[What you need to do] Which lines below hold the word "taraudeuse"? Copy all of them.

[Record excerpts]
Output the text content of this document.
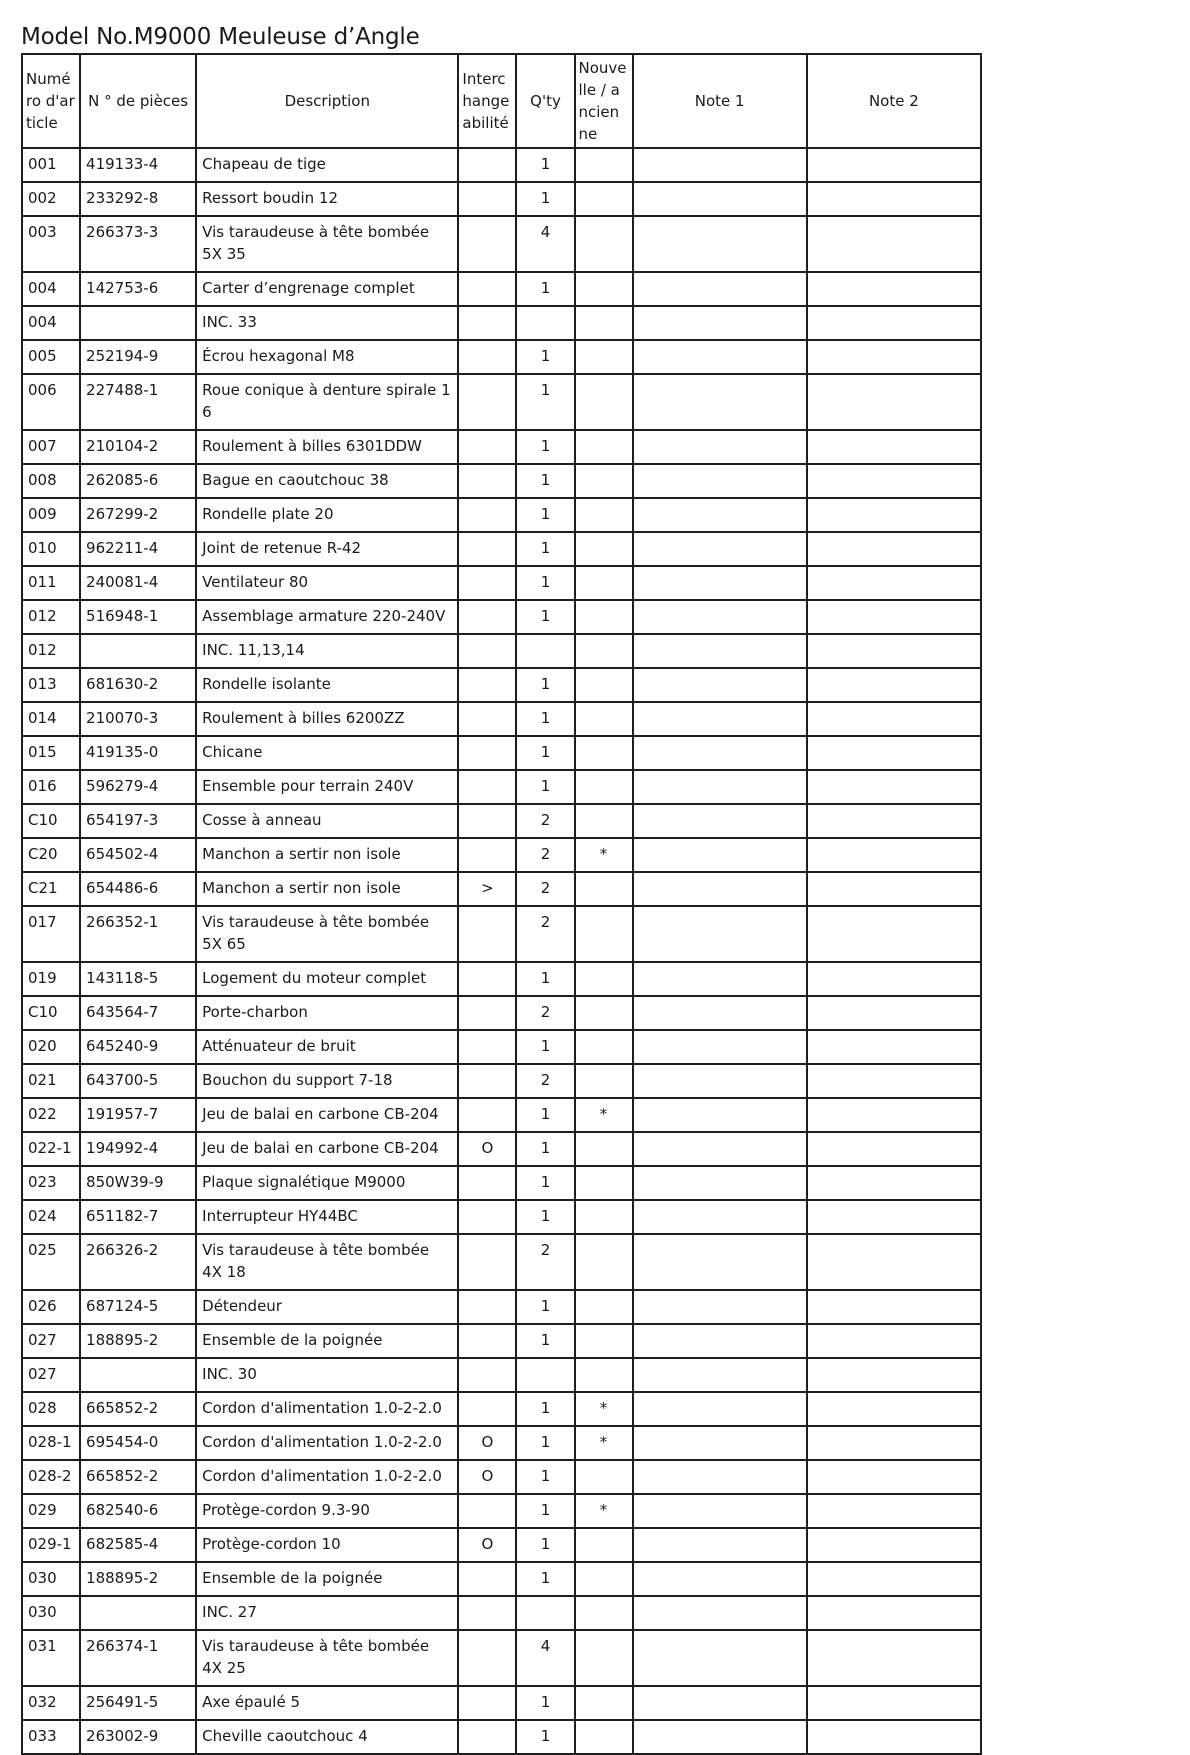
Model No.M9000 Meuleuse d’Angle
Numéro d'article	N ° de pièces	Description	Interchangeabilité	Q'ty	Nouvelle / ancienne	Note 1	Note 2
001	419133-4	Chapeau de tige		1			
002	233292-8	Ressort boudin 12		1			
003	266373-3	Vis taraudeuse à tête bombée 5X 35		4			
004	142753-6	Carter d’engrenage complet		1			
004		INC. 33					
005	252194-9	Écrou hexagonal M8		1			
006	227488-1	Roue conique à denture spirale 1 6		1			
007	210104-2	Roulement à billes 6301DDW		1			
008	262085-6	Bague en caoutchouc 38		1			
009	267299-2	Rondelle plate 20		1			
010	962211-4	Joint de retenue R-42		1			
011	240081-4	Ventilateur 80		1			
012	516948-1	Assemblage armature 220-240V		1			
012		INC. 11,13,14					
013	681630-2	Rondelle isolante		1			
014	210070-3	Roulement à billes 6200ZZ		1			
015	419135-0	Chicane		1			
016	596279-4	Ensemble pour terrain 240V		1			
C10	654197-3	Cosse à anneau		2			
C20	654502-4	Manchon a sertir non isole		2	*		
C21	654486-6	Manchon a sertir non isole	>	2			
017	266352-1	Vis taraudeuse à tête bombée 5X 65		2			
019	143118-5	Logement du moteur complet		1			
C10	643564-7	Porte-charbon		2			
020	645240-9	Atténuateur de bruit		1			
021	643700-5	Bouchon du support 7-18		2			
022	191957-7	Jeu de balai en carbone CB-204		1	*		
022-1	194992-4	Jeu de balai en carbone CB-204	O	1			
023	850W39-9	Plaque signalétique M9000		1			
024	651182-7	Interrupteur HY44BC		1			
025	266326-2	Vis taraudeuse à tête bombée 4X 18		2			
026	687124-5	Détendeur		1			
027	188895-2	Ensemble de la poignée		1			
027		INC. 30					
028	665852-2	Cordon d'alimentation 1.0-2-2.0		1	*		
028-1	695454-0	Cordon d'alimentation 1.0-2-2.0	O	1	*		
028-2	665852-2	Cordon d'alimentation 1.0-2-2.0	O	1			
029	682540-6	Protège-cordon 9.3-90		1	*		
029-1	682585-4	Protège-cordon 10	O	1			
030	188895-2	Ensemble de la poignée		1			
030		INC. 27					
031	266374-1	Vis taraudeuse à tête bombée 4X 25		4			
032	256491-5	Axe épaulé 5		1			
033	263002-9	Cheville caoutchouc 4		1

* * *

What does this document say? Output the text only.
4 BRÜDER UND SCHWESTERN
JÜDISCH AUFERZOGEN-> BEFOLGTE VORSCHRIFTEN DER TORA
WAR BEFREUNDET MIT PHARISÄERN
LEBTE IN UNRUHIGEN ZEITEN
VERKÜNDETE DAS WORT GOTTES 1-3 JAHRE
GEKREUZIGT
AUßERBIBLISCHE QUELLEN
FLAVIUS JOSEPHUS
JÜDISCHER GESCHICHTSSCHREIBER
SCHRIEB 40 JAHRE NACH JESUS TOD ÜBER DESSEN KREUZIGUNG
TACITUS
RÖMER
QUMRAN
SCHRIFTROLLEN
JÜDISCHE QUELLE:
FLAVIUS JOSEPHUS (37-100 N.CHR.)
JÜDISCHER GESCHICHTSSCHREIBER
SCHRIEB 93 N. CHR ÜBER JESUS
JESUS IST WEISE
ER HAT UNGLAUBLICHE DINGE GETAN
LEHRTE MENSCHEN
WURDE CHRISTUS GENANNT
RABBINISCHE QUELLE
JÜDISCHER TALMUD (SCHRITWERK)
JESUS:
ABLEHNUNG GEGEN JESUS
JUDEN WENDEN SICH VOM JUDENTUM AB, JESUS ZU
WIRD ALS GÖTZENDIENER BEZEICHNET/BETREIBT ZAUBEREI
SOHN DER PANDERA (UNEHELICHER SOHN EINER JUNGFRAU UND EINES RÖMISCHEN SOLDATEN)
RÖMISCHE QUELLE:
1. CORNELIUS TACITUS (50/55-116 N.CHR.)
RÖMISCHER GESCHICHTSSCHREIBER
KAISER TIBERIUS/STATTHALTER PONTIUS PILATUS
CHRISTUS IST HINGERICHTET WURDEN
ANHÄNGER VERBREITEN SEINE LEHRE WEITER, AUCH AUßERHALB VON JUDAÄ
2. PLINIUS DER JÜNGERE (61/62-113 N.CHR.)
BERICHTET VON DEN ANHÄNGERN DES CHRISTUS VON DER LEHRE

---

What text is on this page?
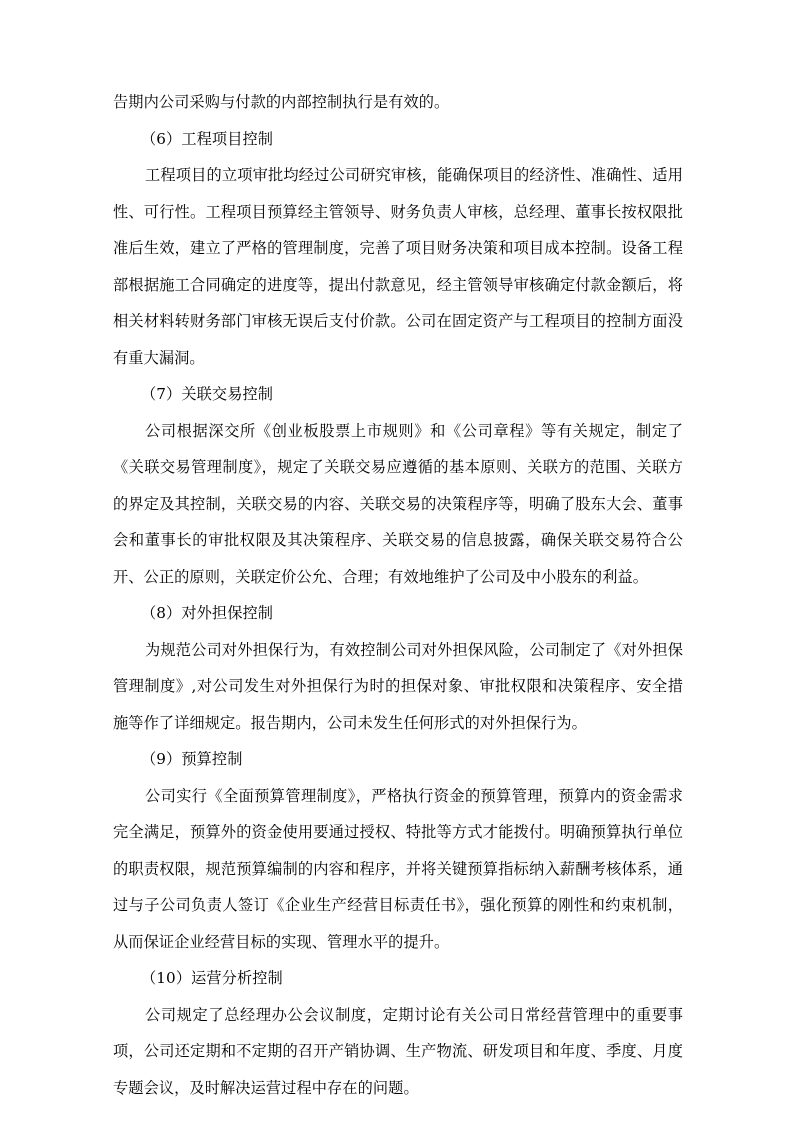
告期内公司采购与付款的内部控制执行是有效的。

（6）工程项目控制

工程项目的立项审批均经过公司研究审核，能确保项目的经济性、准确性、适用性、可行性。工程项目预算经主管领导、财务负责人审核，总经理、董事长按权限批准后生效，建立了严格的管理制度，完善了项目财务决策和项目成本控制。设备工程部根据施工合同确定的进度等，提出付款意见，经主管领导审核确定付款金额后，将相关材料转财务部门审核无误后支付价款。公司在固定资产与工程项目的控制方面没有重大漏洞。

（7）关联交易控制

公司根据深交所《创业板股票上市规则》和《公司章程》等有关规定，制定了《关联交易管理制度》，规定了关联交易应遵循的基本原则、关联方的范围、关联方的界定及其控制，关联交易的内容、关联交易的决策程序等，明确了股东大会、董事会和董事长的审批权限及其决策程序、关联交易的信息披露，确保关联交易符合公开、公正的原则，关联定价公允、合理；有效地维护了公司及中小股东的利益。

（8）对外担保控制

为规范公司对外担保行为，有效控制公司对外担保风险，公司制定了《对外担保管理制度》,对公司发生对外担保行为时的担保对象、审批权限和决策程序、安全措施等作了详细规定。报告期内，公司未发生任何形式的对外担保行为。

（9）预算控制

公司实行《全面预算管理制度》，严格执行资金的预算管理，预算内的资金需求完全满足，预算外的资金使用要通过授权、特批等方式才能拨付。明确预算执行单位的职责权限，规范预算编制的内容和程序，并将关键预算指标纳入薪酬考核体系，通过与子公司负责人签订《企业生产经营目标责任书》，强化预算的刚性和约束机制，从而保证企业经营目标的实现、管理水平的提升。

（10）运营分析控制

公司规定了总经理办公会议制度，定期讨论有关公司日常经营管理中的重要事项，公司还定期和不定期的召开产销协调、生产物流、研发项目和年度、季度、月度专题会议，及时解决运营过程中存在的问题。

[The solution]
003	266373-3	Vis taraudeuse à tête bombée 5X 35		4			
017	266352-1	Vis taraudeuse à tête bombée 5X 65		2			
025	266326-2	Vis taraudeuse à tête bombée 4X 18		2			
031	266374-1	Vis taraudeuse à tête bombée 4X 25		4			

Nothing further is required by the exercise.